_What the task asks_
In the copy, keep every record exact and leave out all images.

_Records to use_
_ _ _
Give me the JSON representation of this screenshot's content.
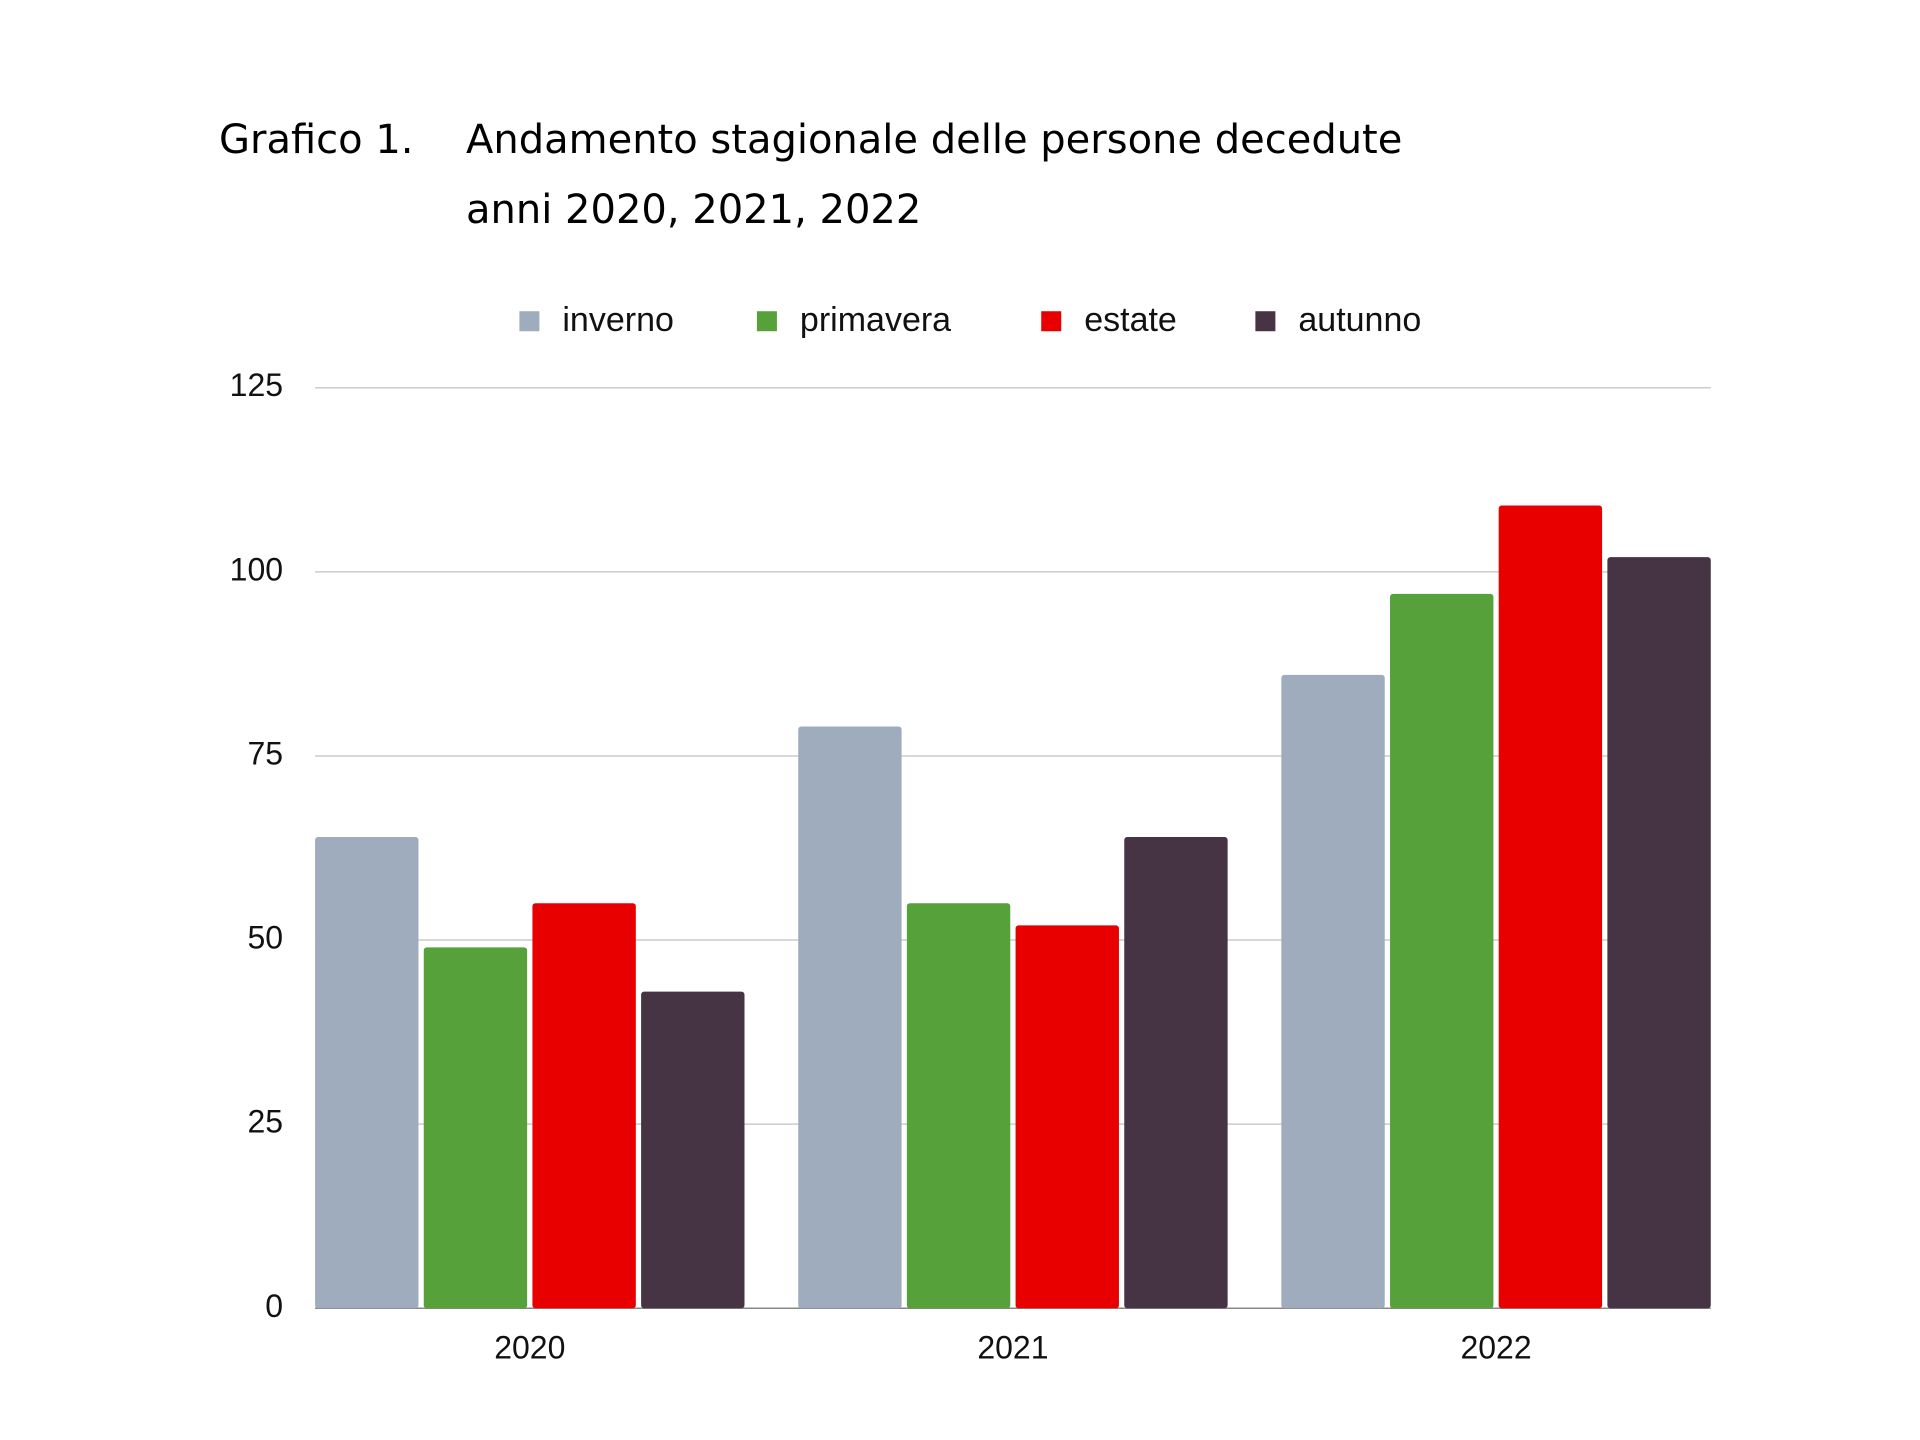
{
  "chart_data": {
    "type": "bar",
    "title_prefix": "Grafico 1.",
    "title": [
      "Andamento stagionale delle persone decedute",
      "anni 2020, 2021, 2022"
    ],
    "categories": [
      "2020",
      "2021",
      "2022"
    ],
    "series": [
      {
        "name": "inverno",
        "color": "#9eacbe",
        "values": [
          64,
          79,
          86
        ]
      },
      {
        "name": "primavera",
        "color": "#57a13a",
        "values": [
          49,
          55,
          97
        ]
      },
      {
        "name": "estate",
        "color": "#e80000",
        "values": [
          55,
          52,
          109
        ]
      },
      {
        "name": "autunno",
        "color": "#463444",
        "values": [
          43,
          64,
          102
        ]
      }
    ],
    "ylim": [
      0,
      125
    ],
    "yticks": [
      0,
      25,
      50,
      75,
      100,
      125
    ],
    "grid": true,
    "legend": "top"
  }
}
_ _ _
_Answer in full_
Give me the JSON representation of this screenshot's content.
{
  "chart_data": {
    "type": "bar",
    "title_prefix": "Grafico 1.",
    "title": [
      "Andamento stagionale delle persone decedute",
      "anni 2020, 2021, 2022"
    ],
    "categories": [
      "2020",
      "2021",
      "2022"
    ],
    "series": [
      {
        "name": "inverno",
        "color": "#9eacbe",
        "values": [
          64,
          79,
          86
        ]
      },
      {
        "name": "primavera",
        "color": "#57a13a",
        "values": [
          49,
          55,
          97
        ]
      },
      {
        "name": "estate",
        "color": "#e80000",
        "values": [
          55,
          52,
          109
        ]
      },
      {
        "name": "autunno",
        "color": "#463444",
        "values": [
          43,
          64,
          102
        ]
      }
    ],
    "ylim": [
      0,
      125
    ],
    "yticks": [
      0,
      25,
      50,
      75,
      100,
      125
    ],
    "grid": true,
    "legend": "top"
  }
}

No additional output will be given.